- [Aim of the task]: Each line should be copied exactly.

[Collection entries]
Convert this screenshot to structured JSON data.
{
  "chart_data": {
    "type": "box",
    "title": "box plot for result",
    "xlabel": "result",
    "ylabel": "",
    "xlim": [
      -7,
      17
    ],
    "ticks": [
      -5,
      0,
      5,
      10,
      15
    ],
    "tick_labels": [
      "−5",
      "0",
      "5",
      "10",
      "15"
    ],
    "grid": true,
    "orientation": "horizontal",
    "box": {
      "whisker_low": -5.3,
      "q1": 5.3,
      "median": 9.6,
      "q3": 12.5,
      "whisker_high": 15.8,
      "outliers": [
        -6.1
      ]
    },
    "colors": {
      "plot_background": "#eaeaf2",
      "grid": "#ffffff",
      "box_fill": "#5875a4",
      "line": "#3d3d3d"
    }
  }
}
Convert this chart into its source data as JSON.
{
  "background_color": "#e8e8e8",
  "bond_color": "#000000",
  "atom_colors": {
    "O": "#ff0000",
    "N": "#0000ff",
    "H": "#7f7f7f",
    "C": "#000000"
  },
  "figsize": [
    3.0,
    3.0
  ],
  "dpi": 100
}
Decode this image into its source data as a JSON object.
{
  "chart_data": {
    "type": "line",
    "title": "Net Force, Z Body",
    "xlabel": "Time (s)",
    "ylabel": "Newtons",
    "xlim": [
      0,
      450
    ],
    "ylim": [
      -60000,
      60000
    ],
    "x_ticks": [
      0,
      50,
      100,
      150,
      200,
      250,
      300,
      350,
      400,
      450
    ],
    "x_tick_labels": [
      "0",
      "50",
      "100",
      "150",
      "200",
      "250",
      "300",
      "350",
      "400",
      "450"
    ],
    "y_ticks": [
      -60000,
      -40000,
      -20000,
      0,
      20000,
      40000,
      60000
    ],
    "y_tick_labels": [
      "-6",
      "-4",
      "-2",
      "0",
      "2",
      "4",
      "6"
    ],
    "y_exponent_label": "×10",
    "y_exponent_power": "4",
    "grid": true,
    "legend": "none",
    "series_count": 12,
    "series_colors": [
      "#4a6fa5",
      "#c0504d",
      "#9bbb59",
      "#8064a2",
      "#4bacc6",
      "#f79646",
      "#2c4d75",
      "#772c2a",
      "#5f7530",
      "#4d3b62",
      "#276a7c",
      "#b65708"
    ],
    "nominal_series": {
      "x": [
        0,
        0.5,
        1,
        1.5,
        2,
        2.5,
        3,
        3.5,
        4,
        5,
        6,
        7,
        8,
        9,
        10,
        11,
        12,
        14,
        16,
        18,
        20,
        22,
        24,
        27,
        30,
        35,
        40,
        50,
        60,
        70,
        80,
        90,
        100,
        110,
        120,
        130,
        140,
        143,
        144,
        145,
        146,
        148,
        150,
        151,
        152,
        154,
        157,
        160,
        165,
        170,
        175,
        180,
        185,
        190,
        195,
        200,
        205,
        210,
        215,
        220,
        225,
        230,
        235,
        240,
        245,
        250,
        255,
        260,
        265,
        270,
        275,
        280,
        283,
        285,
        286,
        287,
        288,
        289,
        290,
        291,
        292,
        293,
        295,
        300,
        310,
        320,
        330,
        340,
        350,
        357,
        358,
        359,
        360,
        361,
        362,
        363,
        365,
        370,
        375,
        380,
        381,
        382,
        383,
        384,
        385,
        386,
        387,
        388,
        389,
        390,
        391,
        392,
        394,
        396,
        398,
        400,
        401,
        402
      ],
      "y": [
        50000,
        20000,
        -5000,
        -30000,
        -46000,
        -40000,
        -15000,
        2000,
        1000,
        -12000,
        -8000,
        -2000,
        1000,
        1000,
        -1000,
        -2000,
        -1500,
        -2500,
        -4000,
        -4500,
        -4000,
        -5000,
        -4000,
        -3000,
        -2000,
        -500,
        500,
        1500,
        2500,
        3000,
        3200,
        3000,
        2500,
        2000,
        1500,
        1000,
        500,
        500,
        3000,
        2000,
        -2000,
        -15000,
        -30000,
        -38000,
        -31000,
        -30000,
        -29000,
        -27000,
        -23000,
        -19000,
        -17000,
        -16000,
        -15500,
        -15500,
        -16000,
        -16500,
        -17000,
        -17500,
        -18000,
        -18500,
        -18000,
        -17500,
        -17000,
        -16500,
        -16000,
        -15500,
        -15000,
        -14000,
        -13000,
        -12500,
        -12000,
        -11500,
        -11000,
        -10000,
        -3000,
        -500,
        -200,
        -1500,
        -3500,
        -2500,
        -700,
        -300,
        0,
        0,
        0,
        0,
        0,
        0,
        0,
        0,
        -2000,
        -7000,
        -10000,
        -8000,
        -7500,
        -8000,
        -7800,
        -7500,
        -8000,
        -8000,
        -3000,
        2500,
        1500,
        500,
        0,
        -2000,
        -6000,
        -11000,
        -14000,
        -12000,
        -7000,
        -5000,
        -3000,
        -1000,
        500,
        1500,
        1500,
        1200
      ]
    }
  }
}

- [Task result]:
Convert this screenshot to structured JSON data.
{
  "chart_data": {
    "type": "box",
    "title": "box plot for result",
    "xlabel": "result",
    "ylabel": "",
    "xlim": [
      -7,
      17
    ],
    "ticks": [
      -5,
      0,
      5,
      10,
      15
    ],
    "tick_labels": [
      "−5",
      "0",
      "5",
      "10",
      "15"
    ],
    "grid": true,
    "orientation": "horizontal",
    "box": {
      "whisker_low": -5.3,
      "q1": 5.3,
      "median": 9.6,
      "q3": 12.5,
      "whisker_high": 15.8,
      "outliers": [
        -6.1
      ]
    },
    "colors": {
      "plot_background": "#eaeaf2",
      "grid": "#ffffff",
      "box_fill": "#5875a4",
      "line": "#3d3d3d"
    }
  }
}
Convert this chart into its source data as JSON.
{
  "background_color": "#e8e8e8",
  "bond_color": "#000000",
  "atom_colors": {
    "O": "#ff0000",
    "N": "#0000ff",
    "H": "#7f7f7f",
    "C": "#000000"
  },
  "figsize": [
    3.0,
    3.0
  ],
  "dpi": 100
}
Decode this image into its source data as a JSON object.
{
  "chart_data": {
    "type": "line",
    "title": "Net Force, Z Body",
    "xlabel": "Time (s)",
    "ylabel": "Newtons",
    "xlim": [
      0,
      450
    ],
    "ylim": [
      -60000,
      60000
    ],
    "x_ticks": [
      0,
      50,
      100,
      150,
      200,
      250,
      300,
      350,
      400,
      450
    ],
    "x_tick_labels": [
      "0",
      "50",
      "100",
      "150",
      "200",
      "250",
      "300",
      "350",
      "400",
      "450"
    ],
    "y_ticks": [
      -60000,
      -40000,
      -20000,
      0,
      20000,
      40000,
      60000
    ],
    "y_tick_labels": [
      "-6",
      "-4",
      "-2",
      "0",
      "2",
      "4",
      "6"
    ],
    "y_exponent_label": "×10",
    "y_exponent_power": "4",
    "grid": true,
    "legend": "none",
    "series_count": 12,
    "series_colors": [
      "#4a6fa5",
      "#c0504d",
      "#9bbb59",
      "#8064a2",
      "#4bacc6",
      "#f79646",
      "#2c4d75",
      "#772c2a",
      "#5f7530",
      "#4d3b62",
      "#276a7c",
      "#b65708"
    ],
    "nominal_series": {
      "x": [
        0,
        0.5,
        1,
        1.5,
        2,
        2.5,
        3,
        3.5,
        4,
        5,
        6,
        7,
        8,
        9,
        10,
        11,
        12,
        14,
        16,
        18,
        20,
        22,
        24,
        27,
        30,
        35,
        40,
        50,
        60,
        70,
        80,
        90,
        100,
        110,
        120,
        130,
        140,
        143,
        144,
        145,
        146,
        148,
        150,
        151,
        152,
        154,
        157,
        160,
        165,
        170,
        175,
        180,
        185,
        190,
        195,
        200,
        205,
        210,
        215,
        220,
        225,
        230,
        235,
        240,
        245,
        250,
        255,
        260,
        265,
        270,
        275,
        280,
        283,
        285,
        286,
        287,
        288,
        289,
        290,
        291,
        292,
        293,
        295,
        300,
        310,
        320,
        330,
        340,
        350,
        357,
        358,
        359,
        360,
        361,
        362,
        363,
        365,
        370,
        375,
        380,
        381,
        382,
        383,
        384,
        385,
        386,
        387,
        388,
        389,
        390,
        391,
        392,
        394,
        396,
        398,
        400,
        401,
        402
      ],
      "y": [
        50000,
        20000,
        -5000,
        -30000,
        -46000,
        -40000,
        -15000,
        2000,
        1000,
        -12000,
        -8000,
        -2000,
        1000,
        1000,
        -1000,
        -2000,
        -1500,
        -2500,
        -4000,
        -4500,
        -4000,
        -5000,
        -4000,
        -3000,
        -2000,
        -500,
        500,
        1500,
        2500,
        3000,
        3200,
        3000,
        2500,
        2000,
        1500,
        1000,
        500,
        500,
        3000,
        2000,
        -2000,
        -15000,
        -30000,
        -38000,
        -31000,
        -30000,
        -29000,
        -27000,
        -23000,
        -19000,
        -17000,
        -16000,
        -15500,
        -15500,
        -16000,
        -16500,
        -17000,
        -17500,
        -18000,
        -18500,
        -18000,
        -17500,
        -17000,
        -16500,
        -16000,
        -15500,
        -15000,
        -14000,
        -13000,
        -12500,
        -12000,
        -11500,
        -11000,
        -10000,
        -3000,
        -500,
        -200,
        -1500,
        -3500,
        -2500,
        -700,
        -300,
        0,
        0,
        0,
        0,
        0,
        0,
        0,
        0,
        -2000,
        -7000,
        -10000,
        -8000,
        -7500,
        -8000,
        -7800,
        -7500,
        -8000,
        -8000,
        -3000,
        2500,
        1500,
        500,
        0,
        -2000,
        -6000,
        -11000,
        -14000,
        -12000,
        -7000,
        -5000,
        -3000,
        -1000,
        500,
        1500,
        1500,
        1200
      ]
    }
  }
}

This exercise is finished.